Stored entries:
— Begin —

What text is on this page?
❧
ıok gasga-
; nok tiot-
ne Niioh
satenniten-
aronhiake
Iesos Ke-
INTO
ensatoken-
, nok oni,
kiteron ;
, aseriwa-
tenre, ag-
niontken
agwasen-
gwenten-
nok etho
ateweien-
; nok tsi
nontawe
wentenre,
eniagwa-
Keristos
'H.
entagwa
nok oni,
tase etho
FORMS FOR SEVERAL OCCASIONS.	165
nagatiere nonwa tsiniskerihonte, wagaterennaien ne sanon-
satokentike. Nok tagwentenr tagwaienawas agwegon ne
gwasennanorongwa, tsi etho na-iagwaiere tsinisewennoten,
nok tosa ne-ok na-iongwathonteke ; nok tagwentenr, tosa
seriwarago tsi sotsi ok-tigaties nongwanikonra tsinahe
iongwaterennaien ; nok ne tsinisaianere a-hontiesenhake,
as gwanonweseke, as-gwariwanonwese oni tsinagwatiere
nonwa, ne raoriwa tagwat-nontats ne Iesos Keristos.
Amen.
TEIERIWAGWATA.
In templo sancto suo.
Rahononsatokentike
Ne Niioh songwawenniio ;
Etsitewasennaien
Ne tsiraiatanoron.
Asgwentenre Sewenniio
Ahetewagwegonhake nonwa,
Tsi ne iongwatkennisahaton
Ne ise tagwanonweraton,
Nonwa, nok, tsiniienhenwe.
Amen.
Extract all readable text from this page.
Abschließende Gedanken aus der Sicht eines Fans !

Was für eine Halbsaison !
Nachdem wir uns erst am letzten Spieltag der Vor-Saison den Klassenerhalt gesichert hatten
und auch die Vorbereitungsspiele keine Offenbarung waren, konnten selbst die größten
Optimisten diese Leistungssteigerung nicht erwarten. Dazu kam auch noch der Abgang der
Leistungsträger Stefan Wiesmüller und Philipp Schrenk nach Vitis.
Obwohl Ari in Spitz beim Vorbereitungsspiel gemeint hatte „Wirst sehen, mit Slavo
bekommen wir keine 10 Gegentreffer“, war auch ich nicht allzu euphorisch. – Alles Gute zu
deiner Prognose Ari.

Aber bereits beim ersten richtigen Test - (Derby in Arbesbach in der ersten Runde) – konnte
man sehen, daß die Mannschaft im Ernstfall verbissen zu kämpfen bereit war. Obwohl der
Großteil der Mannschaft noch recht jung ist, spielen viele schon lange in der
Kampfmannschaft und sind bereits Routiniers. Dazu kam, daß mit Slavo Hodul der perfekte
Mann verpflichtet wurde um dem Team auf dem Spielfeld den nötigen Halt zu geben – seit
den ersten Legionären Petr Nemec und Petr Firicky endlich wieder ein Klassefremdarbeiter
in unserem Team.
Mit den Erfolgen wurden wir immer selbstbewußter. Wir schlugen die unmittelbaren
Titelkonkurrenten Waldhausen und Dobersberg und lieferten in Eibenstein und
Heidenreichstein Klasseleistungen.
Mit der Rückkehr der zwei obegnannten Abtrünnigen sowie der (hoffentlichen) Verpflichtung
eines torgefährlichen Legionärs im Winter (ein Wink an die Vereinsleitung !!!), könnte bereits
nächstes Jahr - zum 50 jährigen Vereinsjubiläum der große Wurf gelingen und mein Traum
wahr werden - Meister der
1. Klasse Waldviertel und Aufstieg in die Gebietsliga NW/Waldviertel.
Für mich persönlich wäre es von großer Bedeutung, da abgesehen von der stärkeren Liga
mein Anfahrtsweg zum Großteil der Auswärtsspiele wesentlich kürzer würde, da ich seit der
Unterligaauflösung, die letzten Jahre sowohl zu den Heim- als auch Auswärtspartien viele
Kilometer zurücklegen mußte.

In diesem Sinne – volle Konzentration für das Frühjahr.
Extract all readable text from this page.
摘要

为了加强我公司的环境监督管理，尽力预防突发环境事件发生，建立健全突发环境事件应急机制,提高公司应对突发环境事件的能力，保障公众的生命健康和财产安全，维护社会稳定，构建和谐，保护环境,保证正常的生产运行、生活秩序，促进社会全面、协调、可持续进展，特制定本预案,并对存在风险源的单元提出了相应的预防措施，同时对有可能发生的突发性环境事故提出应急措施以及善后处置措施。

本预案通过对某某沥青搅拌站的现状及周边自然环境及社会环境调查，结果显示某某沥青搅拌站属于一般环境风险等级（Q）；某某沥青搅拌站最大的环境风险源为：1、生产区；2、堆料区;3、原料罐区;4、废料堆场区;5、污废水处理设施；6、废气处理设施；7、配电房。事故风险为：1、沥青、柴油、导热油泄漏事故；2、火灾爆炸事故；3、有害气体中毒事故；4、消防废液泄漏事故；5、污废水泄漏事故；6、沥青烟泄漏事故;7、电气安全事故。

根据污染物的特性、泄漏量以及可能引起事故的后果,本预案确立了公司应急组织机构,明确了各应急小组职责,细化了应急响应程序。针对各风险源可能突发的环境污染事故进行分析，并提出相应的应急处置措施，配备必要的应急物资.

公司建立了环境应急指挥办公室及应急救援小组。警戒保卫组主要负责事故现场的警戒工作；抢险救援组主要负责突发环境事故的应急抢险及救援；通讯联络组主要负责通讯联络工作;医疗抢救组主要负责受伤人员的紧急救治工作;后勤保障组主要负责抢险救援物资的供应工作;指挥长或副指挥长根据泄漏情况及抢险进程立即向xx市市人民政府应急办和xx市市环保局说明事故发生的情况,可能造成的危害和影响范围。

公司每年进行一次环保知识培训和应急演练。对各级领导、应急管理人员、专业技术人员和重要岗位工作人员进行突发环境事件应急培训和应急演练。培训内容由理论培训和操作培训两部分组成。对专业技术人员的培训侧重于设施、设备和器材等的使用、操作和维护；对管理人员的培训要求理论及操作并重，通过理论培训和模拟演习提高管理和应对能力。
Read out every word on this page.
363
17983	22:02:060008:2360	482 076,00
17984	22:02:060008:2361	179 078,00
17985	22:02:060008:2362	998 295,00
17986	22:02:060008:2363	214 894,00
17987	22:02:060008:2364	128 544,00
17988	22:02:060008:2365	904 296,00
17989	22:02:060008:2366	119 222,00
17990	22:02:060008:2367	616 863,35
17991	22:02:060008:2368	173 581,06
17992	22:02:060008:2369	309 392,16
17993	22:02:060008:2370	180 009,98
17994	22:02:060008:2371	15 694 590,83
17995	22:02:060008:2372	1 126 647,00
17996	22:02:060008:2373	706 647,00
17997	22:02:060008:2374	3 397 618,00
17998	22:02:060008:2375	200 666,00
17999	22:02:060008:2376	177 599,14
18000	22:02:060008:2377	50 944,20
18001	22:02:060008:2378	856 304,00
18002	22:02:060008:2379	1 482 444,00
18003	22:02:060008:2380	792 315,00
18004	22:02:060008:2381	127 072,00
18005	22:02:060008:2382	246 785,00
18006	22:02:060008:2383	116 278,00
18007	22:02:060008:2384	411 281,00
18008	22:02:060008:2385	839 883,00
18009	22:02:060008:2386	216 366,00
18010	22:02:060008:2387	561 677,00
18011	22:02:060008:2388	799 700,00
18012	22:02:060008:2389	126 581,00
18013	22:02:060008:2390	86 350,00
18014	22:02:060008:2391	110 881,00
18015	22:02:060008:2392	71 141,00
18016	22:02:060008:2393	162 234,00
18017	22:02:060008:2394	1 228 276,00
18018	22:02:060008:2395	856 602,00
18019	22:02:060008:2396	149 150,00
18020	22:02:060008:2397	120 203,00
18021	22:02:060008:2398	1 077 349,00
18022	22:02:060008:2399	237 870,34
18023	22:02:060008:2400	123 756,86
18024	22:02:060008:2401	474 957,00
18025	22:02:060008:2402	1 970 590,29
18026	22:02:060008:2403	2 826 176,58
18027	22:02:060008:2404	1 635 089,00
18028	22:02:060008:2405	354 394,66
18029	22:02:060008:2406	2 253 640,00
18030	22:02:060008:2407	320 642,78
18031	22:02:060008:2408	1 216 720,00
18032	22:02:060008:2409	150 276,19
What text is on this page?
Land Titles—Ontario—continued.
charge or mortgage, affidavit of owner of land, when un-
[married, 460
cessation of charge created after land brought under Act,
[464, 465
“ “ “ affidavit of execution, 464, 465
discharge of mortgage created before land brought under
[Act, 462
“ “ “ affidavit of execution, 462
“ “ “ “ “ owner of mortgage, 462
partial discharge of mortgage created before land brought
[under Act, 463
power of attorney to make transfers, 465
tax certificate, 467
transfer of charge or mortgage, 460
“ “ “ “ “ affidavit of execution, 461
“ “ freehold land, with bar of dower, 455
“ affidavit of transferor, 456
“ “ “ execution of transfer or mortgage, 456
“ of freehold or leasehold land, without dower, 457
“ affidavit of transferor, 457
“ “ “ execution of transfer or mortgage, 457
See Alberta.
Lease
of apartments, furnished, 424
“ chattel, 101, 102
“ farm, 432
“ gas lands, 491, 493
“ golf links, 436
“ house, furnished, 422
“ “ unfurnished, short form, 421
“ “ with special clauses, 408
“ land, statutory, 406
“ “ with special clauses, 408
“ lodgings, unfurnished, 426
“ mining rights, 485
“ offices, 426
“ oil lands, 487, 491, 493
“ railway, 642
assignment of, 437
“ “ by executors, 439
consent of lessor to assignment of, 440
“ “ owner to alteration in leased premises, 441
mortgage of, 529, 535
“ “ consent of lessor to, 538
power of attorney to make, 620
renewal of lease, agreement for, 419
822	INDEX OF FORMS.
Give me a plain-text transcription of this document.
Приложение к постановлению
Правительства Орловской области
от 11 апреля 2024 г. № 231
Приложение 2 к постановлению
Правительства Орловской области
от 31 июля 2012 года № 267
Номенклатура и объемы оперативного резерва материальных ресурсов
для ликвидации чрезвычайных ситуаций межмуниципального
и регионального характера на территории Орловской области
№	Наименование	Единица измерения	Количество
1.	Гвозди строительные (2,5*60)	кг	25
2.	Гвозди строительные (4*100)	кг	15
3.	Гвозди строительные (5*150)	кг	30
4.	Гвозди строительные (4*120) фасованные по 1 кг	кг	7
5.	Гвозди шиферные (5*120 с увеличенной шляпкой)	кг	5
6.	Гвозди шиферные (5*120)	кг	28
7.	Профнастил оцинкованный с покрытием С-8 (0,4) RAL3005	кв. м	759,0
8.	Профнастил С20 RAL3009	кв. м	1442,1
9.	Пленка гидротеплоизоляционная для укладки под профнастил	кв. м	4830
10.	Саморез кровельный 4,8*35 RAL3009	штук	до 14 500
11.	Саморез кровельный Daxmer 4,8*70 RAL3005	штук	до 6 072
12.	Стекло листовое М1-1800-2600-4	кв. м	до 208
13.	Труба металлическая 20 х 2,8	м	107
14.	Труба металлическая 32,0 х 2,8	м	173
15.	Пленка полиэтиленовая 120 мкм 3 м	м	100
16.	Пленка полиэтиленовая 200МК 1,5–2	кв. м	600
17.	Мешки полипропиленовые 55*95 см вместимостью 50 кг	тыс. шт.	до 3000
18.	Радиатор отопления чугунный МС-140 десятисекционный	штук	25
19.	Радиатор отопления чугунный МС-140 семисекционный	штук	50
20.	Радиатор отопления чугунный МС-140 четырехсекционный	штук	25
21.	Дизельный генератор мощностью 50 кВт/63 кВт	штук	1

— End —

* Work required: Where a line holds "before", copy that line.

* Result of this exercise:
discharge of mortgage created before land brought under
partial discharge of mortgage created before land brought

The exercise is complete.